>>

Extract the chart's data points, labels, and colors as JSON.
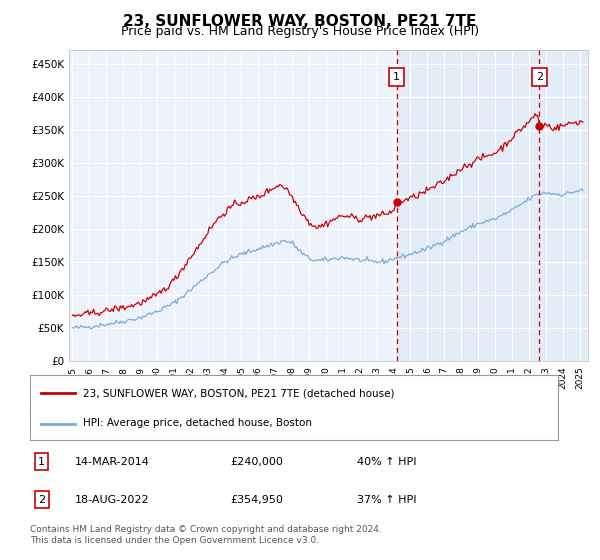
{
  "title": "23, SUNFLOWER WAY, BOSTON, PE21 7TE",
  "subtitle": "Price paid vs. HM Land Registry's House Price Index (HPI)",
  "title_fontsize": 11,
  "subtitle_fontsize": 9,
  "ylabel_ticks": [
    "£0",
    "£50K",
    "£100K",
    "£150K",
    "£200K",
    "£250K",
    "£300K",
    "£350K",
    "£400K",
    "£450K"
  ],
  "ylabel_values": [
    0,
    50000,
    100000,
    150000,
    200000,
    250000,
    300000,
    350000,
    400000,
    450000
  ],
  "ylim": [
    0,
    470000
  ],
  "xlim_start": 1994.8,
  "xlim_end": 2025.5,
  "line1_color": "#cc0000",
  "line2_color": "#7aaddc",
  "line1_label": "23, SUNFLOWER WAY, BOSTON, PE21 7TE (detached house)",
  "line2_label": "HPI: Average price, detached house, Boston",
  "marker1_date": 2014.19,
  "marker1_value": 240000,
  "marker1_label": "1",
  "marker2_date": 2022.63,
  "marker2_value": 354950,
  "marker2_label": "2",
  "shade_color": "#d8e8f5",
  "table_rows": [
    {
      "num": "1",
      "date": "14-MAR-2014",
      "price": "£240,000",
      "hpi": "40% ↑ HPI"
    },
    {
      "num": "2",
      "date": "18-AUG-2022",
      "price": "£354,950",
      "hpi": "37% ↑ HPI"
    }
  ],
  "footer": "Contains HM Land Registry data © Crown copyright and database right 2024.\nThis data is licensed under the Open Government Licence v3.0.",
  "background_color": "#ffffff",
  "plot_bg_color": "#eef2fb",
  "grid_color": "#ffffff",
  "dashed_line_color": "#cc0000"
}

<<

### Task requirements
Write every record out again exactly; no pictures belong in the copy.

### Final answer
Extract the chart's data points, labels, and colors as JSON.
{
  "title": "23, SUNFLOWER WAY, BOSTON, PE21 7TE",
  "subtitle": "Price paid vs. HM Land Registry's House Price Index (HPI)",
  "title_fontsize": 11,
  "subtitle_fontsize": 9,
  "ylabel_ticks": [
    "£0",
    "£50K",
    "£100K",
    "£150K",
    "£200K",
    "£250K",
    "£300K",
    "£350K",
    "£400K",
    "£450K"
  ],
  "ylabel_values": [
    0,
    50000,
    100000,
    150000,
    200000,
    250000,
    300000,
    350000,
    400000,
    450000
  ],
  "ylim": [
    0,
    470000
  ],
  "xlim_start": 1994.8,
  "xlim_end": 2025.5,
  "line1_color": "#cc0000",
  "line2_color": "#7aaddc",
  "line1_label": "23, SUNFLOWER WAY, BOSTON, PE21 7TE (detached house)",
  "line2_label": "HPI: Average price, detached house, Boston",
  "marker1_date": 2014.19,
  "marker1_value": 240000,
  "marker1_label": "1",
  "marker2_date": 2022.63,
  "marker2_value": 354950,
  "marker2_label": "2",
  "shade_color": "#d8e8f5",
  "table_rows": [
    {
      "num": "1",
      "date": "14-MAR-2014",
      "price": "£240,000",
      "hpi": "40% ↑ HPI"
    },
    {
      "num": "2",
      "date": "18-AUG-2022",
      "price": "£354,950",
      "hpi": "37% ↑ HPI"
    }
  ],
  "footer": "Contains HM Land Registry data © Crown copyright and database right 2024.\nThis data is licensed under the Open Government Licence v3.0.",
  "background_color": "#ffffff",
  "plot_bg_color": "#eef2fb",
  "grid_color": "#ffffff",
  "dashed_line_color": "#cc0000"
}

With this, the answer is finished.